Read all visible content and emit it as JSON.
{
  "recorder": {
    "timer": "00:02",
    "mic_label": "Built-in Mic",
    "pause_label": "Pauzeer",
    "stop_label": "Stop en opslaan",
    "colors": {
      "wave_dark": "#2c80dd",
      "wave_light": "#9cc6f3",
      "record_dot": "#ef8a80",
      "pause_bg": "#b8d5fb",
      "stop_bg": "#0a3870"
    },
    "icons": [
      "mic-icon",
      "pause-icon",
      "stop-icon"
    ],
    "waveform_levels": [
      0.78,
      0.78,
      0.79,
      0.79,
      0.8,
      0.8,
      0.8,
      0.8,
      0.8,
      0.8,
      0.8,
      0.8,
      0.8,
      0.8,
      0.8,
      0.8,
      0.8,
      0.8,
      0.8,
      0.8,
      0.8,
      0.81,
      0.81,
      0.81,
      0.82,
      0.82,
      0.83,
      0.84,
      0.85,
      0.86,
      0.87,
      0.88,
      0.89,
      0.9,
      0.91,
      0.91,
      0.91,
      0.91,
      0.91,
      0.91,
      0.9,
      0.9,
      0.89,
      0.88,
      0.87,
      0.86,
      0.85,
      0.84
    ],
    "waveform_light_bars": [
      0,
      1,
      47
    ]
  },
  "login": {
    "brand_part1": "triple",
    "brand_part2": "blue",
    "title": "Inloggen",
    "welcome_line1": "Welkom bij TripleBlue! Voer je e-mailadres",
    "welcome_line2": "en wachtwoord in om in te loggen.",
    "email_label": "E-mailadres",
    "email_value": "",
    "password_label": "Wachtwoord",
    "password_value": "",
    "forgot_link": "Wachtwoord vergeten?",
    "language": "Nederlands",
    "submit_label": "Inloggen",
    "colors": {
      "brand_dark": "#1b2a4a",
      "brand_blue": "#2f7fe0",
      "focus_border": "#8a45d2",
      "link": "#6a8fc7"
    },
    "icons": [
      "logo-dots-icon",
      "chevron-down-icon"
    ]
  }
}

————————

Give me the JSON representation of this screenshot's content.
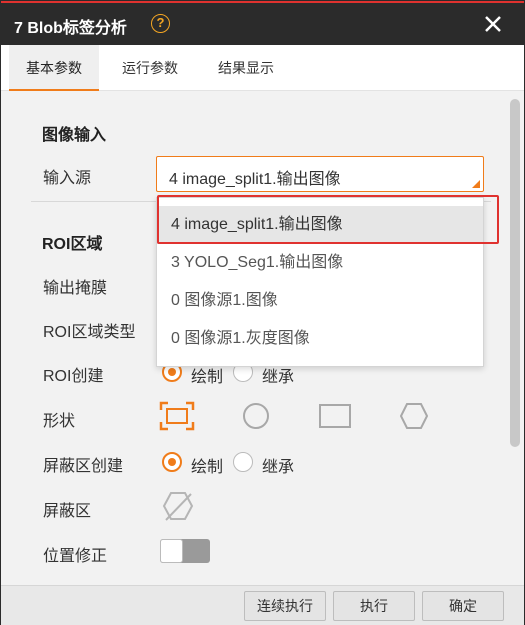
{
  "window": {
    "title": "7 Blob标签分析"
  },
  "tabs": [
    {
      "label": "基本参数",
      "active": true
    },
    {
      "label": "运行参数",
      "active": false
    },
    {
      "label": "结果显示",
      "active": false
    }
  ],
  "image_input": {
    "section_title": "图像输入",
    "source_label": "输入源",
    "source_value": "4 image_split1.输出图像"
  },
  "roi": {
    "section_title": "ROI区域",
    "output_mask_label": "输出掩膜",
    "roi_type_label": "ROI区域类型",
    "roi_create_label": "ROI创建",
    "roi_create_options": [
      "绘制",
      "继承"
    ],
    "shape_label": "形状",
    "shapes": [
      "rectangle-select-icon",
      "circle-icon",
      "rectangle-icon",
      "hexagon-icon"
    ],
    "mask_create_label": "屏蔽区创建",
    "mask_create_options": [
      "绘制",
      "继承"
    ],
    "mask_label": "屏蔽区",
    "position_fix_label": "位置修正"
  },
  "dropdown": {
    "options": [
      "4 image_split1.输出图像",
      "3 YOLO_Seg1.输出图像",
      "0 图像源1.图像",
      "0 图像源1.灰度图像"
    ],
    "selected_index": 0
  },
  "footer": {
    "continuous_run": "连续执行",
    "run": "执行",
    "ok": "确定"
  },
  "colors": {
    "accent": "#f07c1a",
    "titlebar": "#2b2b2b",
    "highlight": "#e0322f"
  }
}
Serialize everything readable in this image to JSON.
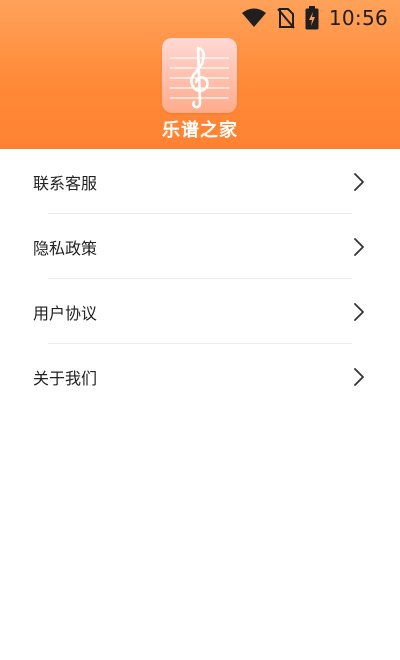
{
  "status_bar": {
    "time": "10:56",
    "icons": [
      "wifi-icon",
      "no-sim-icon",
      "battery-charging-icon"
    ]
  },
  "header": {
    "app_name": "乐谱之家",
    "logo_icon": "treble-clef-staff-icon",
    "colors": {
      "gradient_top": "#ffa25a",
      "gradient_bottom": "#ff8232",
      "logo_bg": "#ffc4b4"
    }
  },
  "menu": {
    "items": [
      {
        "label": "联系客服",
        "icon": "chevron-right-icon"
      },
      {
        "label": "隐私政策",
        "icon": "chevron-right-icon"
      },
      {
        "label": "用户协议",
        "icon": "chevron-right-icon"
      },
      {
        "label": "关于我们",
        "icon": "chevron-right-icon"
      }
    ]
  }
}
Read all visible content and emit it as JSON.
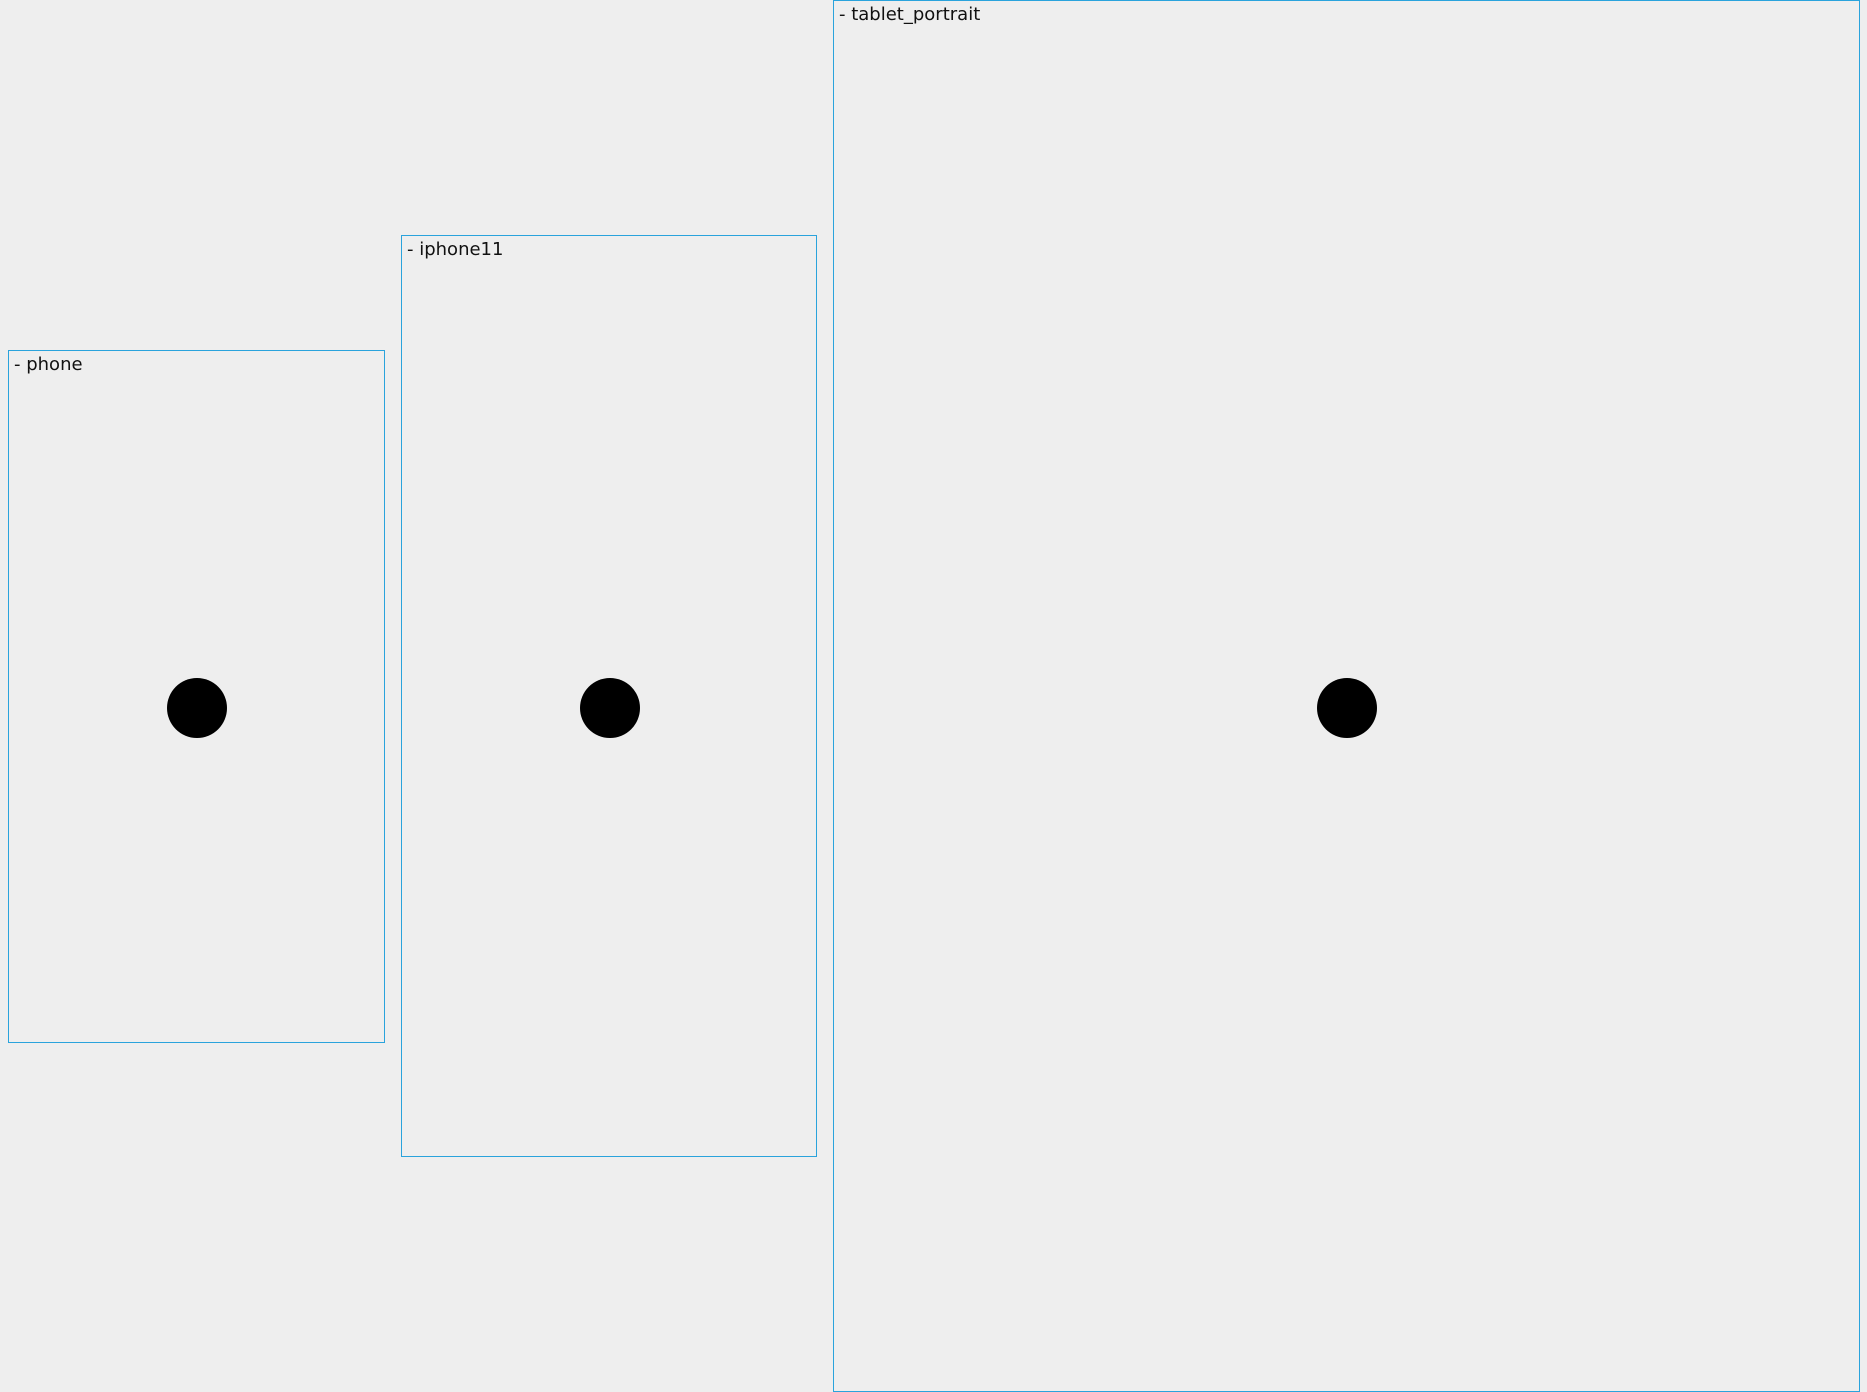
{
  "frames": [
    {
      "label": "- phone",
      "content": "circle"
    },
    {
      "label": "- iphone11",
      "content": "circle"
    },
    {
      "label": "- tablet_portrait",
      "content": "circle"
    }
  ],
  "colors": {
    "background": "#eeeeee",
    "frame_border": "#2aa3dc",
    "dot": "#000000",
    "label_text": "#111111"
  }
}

————————

How many lines in the listing above contain "输出图像"? Answer with the number alone.

** Solution **
3